PROBLEM REQUIREMENTS: Give only the number of lines that contain the word "学法指导".

::::

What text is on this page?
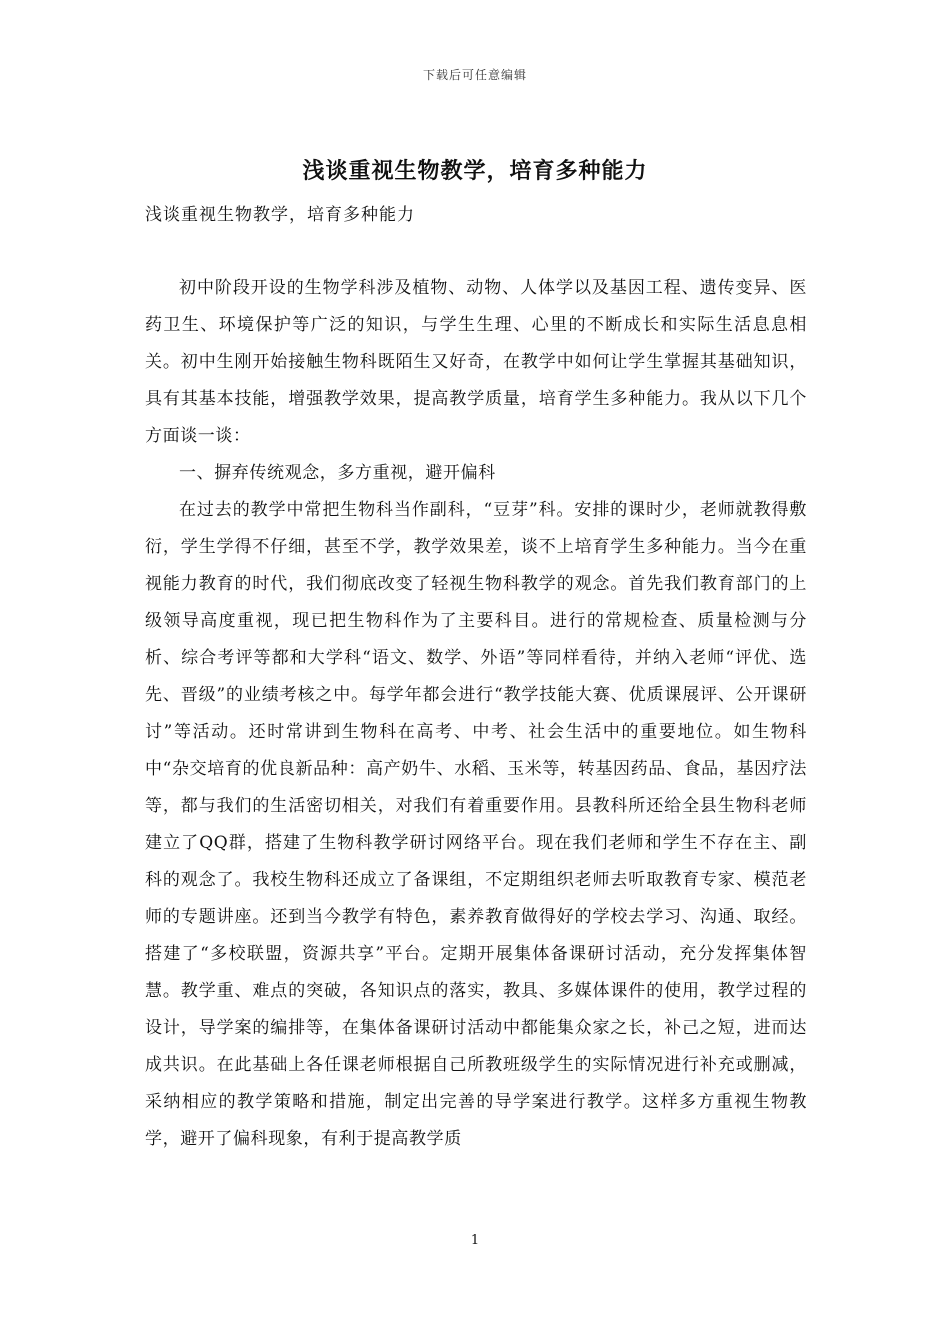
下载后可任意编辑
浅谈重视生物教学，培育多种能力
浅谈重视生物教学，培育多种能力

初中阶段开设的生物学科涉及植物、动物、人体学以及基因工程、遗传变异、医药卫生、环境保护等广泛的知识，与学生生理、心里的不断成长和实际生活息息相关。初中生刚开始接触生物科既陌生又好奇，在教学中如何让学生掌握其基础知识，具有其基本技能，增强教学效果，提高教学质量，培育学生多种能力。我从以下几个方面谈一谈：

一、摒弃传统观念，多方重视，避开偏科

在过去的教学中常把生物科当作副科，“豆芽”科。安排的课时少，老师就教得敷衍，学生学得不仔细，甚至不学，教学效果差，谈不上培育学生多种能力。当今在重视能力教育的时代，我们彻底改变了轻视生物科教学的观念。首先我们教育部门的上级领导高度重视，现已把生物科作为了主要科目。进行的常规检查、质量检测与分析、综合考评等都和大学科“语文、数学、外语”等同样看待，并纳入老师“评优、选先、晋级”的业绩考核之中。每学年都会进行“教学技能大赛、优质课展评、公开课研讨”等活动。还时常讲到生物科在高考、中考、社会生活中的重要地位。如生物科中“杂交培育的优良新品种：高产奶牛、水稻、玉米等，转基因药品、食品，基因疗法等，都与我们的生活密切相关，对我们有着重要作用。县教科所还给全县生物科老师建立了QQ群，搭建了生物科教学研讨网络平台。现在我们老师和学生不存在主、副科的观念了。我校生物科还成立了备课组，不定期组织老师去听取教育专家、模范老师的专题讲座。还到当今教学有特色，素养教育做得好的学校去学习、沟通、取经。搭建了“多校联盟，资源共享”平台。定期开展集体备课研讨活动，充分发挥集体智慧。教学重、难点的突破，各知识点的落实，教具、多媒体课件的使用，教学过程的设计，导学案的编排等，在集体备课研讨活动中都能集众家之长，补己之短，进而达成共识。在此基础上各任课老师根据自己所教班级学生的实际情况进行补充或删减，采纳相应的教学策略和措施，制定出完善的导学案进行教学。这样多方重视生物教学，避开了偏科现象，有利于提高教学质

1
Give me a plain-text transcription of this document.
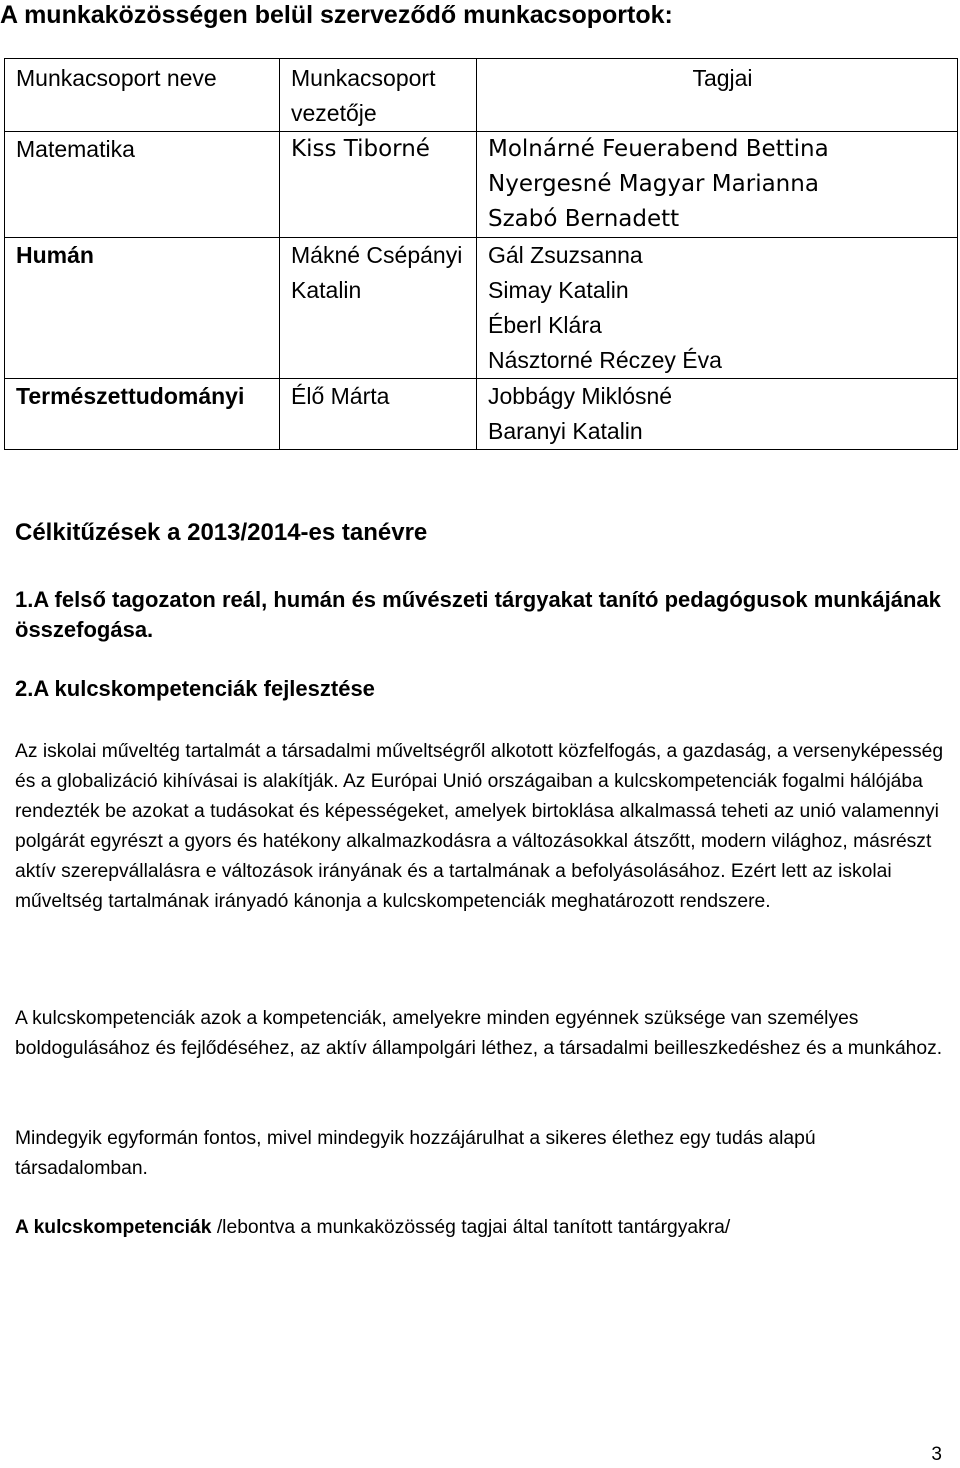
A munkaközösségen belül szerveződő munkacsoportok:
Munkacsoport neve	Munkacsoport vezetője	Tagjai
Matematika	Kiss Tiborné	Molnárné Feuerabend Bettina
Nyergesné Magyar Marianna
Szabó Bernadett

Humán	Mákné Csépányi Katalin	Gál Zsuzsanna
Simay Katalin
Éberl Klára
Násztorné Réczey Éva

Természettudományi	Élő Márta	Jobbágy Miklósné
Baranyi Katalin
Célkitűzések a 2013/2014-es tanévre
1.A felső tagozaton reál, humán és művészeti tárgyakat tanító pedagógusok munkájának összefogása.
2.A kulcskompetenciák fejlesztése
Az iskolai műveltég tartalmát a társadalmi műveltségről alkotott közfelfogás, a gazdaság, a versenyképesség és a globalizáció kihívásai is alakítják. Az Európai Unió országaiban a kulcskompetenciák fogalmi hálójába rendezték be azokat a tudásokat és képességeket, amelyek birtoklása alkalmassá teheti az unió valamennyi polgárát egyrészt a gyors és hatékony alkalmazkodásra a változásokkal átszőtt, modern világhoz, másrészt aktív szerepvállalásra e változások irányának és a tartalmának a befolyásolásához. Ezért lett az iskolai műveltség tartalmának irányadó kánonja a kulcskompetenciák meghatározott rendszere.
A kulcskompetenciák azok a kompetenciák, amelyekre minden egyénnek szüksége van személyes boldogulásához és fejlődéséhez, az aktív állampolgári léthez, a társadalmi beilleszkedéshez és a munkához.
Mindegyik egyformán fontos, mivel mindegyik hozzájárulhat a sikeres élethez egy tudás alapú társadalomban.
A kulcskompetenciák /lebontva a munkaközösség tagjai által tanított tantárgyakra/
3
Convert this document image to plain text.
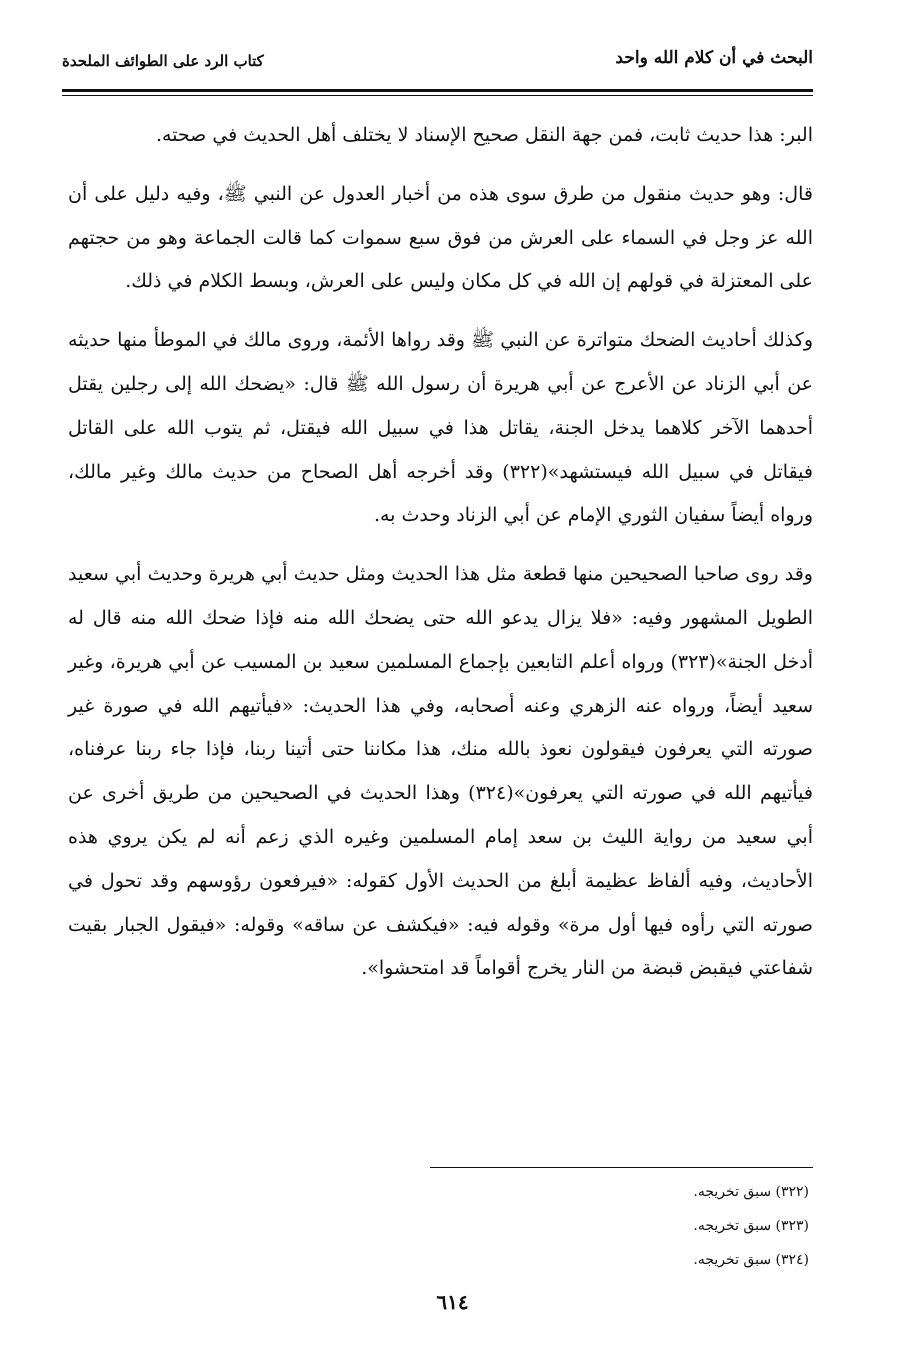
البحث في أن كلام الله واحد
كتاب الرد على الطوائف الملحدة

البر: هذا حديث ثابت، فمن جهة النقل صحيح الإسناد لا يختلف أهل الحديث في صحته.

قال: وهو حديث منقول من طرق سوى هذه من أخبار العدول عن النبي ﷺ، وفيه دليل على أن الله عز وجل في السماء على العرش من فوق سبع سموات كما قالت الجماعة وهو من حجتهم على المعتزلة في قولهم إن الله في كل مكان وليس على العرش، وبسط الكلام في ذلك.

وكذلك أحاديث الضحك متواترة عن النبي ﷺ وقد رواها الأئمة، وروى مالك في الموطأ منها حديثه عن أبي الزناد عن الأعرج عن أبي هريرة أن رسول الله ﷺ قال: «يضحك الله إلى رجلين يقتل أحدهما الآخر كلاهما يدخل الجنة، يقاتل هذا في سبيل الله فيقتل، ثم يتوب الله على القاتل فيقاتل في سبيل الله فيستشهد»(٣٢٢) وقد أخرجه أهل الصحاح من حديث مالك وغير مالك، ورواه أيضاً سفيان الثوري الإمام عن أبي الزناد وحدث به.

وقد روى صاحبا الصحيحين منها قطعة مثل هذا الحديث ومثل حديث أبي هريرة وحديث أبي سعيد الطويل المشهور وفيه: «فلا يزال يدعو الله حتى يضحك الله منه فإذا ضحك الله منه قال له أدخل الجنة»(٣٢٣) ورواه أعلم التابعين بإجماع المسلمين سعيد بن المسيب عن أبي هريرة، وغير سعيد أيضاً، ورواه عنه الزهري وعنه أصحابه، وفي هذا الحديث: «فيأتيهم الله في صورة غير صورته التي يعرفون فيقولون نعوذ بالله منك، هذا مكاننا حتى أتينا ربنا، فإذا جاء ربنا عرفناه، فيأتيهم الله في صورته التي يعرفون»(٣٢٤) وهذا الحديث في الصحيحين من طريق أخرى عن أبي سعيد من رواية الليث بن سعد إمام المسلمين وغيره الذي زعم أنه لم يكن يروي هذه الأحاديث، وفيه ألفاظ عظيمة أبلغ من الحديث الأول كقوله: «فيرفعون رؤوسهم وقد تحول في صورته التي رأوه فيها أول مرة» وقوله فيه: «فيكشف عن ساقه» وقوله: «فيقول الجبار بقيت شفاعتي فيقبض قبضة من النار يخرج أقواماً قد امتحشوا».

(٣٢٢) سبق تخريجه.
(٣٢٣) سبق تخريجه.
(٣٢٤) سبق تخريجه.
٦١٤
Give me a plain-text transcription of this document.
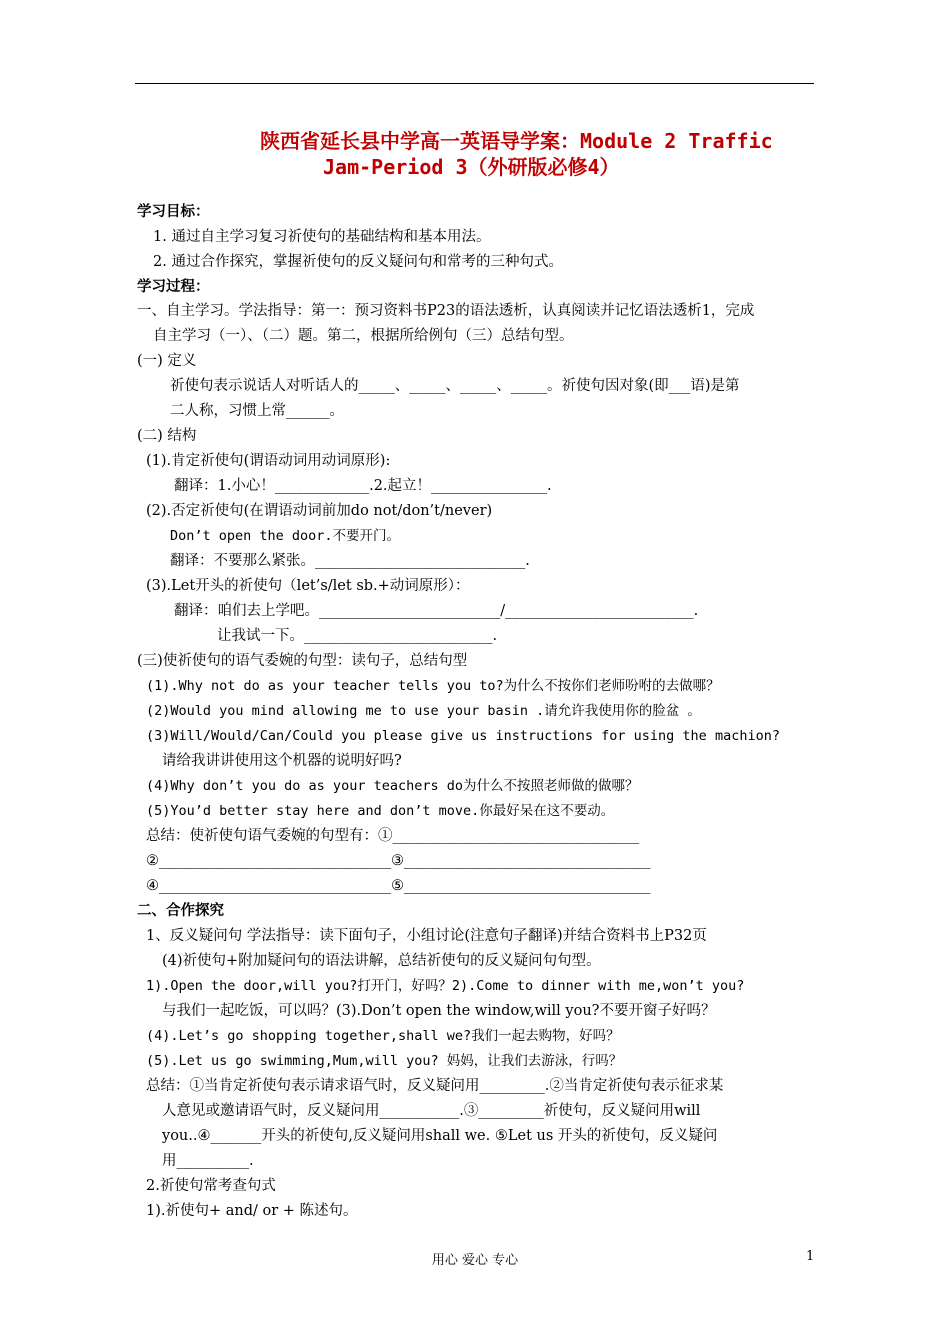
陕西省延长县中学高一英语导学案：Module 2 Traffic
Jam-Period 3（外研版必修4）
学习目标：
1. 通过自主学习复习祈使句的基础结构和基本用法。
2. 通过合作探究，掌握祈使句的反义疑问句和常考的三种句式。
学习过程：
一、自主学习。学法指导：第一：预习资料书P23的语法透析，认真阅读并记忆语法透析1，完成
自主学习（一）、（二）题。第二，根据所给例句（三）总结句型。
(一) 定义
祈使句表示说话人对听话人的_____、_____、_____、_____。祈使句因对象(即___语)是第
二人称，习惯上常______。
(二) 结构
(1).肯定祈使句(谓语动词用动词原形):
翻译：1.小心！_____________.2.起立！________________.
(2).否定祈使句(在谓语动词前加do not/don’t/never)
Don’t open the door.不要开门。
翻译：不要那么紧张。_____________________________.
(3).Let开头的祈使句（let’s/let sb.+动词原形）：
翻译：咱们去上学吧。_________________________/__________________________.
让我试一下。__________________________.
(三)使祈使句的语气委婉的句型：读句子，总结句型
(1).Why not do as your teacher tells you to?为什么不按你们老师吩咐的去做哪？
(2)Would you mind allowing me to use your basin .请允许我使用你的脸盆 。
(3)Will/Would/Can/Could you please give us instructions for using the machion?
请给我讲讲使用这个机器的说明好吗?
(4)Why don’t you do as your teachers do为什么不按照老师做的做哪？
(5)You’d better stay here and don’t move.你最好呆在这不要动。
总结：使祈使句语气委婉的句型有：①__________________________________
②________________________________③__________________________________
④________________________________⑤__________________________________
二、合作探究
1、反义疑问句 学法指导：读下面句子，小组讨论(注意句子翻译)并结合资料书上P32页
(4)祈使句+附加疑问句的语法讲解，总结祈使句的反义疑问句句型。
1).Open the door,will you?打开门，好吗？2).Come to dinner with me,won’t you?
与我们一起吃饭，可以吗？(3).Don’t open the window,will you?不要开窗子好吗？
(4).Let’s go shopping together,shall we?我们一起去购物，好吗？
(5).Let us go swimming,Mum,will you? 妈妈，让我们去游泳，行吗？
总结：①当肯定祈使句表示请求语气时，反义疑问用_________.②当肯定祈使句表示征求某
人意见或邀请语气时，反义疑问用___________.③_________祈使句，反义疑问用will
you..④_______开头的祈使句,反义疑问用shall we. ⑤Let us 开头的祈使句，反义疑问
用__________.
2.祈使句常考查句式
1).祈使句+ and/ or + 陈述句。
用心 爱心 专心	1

::::

FINISHED TASK: 2